Problem to work on -
Find every line of the listing below where "selected" appears, and copy it.

★ ★ ★ ★ ★ ★ ★

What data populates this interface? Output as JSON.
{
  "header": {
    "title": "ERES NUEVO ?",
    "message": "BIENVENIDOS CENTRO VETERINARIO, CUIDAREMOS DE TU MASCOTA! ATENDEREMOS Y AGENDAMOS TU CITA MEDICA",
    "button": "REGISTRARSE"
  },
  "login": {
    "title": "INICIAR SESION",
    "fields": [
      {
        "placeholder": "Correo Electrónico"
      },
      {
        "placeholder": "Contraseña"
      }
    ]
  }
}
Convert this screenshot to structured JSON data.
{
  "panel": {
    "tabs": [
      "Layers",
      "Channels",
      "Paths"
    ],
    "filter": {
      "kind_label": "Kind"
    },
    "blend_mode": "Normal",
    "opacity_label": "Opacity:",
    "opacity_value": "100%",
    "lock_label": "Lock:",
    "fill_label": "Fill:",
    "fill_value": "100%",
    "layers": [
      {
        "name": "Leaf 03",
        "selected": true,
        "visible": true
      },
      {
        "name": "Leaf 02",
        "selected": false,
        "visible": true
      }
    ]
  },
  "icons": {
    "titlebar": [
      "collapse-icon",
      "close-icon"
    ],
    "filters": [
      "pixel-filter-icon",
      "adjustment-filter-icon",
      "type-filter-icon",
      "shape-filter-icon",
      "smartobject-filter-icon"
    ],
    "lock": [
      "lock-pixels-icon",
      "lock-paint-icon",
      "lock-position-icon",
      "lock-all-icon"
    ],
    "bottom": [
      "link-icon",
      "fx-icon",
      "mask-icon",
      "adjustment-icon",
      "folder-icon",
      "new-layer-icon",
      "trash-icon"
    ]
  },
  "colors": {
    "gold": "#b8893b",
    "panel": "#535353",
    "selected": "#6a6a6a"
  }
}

★ ★ ★ ★ ★ ★ ★

Full output -
        "selected": true,
        "selected": false,
    "selected": "#6a6a6a"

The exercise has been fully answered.